Description of the task
Find every line in the records below that holds the word "TradingView", and copy each one.

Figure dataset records

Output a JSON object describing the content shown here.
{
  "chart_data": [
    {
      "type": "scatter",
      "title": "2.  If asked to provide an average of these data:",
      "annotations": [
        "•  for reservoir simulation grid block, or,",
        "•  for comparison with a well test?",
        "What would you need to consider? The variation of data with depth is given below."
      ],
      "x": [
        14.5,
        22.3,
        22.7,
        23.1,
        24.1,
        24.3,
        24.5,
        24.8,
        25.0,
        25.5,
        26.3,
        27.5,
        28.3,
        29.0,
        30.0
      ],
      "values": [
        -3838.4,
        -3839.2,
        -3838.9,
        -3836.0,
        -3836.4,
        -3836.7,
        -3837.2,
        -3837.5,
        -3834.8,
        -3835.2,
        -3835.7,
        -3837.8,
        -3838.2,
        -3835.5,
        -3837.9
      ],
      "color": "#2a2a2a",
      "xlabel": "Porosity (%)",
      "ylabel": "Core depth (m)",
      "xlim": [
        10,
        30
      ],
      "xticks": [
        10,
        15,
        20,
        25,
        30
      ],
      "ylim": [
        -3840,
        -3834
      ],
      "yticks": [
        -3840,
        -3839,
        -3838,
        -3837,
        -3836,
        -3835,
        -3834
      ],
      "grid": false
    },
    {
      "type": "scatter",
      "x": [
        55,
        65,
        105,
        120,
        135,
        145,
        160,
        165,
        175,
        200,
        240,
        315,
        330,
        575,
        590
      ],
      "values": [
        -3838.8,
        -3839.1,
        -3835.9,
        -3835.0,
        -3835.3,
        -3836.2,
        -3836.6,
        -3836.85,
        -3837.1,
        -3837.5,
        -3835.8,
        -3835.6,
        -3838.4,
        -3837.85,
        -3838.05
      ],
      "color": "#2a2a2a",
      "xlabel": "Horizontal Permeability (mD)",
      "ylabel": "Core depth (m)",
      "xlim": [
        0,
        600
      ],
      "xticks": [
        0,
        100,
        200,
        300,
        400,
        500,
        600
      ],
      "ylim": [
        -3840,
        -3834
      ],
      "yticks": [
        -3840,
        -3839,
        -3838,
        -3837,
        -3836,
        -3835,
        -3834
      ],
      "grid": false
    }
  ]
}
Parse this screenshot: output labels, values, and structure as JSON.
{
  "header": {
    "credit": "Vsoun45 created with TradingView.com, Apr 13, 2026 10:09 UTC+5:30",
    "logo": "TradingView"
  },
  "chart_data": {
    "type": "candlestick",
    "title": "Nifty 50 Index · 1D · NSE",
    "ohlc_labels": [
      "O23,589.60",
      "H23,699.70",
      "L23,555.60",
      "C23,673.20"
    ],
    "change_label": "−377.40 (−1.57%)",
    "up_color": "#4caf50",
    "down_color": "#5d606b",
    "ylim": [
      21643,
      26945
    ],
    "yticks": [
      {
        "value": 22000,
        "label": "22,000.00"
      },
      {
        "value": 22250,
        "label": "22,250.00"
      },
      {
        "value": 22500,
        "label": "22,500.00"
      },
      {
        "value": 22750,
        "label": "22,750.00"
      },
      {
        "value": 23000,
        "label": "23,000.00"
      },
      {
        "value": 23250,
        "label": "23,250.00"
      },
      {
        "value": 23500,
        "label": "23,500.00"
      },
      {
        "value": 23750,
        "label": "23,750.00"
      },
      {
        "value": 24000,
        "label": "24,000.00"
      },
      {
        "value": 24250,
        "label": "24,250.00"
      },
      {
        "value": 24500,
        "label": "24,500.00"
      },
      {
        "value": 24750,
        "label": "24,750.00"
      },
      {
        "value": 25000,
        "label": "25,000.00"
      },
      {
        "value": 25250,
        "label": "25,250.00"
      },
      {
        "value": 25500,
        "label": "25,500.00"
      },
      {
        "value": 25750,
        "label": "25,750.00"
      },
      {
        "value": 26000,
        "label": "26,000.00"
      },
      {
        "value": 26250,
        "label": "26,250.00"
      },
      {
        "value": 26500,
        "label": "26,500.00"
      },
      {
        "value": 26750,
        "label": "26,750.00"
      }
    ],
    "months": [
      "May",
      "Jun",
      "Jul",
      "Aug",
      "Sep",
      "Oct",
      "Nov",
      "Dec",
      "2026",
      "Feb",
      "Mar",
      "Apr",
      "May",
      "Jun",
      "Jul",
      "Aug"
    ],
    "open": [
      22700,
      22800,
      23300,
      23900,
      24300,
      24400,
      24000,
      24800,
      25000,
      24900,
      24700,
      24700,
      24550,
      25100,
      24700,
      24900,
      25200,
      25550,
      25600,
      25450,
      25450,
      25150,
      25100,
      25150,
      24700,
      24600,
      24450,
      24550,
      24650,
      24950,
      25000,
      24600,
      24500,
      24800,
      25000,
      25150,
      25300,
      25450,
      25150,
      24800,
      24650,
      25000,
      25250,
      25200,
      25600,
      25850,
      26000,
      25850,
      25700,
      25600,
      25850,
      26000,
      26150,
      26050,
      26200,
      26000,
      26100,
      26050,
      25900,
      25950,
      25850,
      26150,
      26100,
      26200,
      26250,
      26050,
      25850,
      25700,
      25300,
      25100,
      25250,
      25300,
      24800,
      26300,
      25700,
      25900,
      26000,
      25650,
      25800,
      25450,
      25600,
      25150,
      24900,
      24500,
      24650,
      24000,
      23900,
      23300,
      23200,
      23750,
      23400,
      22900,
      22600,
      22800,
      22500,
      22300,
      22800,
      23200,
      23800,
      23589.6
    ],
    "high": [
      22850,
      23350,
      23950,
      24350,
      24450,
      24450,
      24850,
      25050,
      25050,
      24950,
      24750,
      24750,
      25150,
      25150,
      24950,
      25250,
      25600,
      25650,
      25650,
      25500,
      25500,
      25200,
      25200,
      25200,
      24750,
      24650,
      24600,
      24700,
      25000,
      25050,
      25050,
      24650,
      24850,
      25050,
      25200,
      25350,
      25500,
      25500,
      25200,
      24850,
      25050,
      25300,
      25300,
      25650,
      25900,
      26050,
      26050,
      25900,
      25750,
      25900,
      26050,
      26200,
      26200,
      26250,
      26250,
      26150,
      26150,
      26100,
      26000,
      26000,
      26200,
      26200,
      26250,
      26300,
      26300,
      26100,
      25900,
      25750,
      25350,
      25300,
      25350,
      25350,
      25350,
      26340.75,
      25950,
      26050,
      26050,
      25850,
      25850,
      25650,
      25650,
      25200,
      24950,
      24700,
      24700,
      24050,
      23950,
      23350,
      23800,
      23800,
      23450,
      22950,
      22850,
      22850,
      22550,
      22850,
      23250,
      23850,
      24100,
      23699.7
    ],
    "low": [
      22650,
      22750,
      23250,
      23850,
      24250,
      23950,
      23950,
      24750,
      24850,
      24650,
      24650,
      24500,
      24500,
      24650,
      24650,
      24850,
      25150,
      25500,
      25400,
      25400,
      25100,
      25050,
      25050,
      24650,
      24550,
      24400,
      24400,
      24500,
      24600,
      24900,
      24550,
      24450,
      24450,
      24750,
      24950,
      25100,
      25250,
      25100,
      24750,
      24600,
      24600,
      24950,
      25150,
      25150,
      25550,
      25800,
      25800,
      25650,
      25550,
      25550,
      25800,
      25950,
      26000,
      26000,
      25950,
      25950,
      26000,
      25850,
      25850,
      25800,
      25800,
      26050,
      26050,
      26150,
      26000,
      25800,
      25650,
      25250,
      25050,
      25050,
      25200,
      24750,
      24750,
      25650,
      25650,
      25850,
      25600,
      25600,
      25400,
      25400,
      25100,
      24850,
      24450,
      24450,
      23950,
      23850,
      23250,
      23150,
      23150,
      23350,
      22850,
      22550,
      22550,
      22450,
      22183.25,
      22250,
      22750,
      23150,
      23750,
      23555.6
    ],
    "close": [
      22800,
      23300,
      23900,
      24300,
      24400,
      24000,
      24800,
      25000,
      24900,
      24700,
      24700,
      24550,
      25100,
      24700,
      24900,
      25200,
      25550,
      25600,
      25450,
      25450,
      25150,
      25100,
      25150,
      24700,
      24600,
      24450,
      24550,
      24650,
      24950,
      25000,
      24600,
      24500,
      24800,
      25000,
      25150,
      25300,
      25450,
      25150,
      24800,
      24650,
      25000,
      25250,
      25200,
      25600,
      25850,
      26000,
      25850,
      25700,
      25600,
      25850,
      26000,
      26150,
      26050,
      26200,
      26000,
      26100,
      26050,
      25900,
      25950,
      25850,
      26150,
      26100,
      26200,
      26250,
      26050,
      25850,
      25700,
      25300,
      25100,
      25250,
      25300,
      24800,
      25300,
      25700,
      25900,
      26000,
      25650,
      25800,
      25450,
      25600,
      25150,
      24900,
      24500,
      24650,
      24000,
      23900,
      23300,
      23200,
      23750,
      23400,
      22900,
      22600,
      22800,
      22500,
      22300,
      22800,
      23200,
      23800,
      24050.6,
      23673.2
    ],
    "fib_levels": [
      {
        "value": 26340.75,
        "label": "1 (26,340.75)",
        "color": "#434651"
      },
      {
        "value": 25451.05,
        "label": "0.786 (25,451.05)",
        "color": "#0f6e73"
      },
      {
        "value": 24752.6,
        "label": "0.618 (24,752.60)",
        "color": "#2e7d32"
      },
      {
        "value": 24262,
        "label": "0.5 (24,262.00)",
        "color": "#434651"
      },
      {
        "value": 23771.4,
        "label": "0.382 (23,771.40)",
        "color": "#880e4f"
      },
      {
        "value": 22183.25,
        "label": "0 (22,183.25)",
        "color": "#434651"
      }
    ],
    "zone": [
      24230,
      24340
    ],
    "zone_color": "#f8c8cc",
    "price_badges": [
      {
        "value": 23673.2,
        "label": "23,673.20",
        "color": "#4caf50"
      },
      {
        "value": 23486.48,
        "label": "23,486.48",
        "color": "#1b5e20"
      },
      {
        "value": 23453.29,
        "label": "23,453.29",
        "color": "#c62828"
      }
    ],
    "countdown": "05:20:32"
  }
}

The reply
    "credit": "Vsoun45 created with TradingView.com, Apr 13, 2026 10:09 UTC+5:30",
    "logo": "TradingView"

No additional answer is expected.